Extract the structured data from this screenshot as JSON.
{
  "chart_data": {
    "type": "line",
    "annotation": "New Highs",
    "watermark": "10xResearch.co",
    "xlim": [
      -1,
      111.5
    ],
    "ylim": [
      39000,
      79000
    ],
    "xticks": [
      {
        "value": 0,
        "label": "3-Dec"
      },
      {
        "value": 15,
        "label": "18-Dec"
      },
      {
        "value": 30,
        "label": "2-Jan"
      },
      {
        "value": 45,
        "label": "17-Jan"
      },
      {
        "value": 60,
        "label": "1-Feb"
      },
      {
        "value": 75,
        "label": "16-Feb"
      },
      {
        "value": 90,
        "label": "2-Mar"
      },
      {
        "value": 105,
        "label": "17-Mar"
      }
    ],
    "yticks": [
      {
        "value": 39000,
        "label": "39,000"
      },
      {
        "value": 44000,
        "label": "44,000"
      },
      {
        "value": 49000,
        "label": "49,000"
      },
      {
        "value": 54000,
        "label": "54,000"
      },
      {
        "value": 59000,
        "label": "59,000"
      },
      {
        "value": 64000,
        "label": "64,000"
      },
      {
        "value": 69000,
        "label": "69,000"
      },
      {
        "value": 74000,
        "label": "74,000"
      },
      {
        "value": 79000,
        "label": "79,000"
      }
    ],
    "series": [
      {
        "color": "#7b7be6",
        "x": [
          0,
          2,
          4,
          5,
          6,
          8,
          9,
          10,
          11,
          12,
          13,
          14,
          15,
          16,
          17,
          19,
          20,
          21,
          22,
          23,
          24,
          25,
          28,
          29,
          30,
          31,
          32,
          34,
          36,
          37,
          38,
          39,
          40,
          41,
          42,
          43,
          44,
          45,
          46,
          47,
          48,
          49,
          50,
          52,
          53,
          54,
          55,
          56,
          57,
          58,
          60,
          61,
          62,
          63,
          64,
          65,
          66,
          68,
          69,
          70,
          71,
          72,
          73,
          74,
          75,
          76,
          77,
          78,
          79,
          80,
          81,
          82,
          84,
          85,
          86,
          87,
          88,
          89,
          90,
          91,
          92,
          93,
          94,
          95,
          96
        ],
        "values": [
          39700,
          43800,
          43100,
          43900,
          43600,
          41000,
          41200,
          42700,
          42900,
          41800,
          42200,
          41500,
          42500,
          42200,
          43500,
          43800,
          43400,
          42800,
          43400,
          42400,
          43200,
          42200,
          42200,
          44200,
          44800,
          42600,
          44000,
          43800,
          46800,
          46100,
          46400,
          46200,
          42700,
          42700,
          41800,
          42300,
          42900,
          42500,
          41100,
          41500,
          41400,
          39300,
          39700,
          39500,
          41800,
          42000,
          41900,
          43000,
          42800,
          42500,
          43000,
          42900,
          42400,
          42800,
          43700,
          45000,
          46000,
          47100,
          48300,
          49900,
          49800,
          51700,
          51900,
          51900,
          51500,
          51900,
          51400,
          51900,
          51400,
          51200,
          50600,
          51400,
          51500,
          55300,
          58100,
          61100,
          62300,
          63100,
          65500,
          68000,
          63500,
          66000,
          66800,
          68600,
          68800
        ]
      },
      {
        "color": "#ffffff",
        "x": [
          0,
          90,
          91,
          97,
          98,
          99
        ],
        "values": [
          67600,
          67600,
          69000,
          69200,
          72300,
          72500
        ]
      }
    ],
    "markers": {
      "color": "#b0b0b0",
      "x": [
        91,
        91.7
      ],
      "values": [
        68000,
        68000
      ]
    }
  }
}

* [What you should do] Say only how many lines in the records carry the word "color".

* [Complete output] 3